--- START Raw data ---

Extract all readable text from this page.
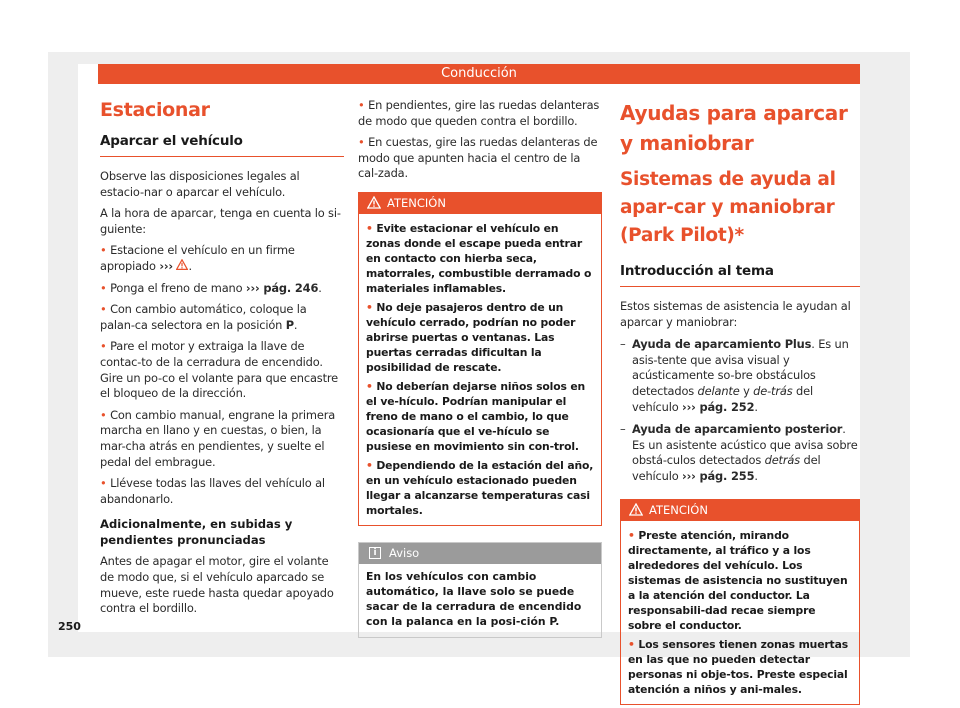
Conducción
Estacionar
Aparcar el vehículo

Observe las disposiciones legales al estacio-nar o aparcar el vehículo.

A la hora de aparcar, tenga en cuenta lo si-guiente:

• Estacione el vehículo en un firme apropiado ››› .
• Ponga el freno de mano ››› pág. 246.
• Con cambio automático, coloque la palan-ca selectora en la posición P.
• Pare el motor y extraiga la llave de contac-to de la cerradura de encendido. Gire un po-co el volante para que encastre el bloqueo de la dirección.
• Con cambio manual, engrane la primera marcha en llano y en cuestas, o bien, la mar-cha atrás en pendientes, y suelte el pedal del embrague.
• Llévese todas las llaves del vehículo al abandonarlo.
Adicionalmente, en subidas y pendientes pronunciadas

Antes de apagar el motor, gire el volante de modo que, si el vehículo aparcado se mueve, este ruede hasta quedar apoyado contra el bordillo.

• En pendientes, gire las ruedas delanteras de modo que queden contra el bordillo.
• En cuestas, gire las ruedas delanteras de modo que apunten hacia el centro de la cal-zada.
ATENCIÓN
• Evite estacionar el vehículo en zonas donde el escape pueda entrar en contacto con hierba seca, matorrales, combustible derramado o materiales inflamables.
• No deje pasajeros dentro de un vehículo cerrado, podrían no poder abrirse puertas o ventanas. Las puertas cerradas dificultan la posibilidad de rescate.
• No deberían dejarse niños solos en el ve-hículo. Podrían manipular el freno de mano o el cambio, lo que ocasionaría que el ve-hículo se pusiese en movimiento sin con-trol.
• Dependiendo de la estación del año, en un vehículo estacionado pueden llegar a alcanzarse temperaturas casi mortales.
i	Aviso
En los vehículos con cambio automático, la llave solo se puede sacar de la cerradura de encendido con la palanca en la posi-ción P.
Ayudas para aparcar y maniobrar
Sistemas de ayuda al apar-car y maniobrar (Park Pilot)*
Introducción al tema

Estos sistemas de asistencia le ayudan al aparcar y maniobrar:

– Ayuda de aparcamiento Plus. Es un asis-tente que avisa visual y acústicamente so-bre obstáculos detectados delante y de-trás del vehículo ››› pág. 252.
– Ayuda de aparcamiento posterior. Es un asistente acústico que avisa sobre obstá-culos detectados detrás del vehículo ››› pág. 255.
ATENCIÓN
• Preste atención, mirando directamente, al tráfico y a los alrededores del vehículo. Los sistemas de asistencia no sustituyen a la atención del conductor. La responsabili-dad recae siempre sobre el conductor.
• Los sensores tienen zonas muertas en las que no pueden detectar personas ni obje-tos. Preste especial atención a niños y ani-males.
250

--- END Raw data ---

Instruction: Pick every line with "bordillo" in it and copy it.

Written solution:
Antes de apagar el motor, gire el volante de modo que, si el vehículo aparcado se mueve, este ruede hasta quedar apoyado contra el bordillo.
• En pendientes, gire las ruedas delanteras de modo que queden contra el bordillo.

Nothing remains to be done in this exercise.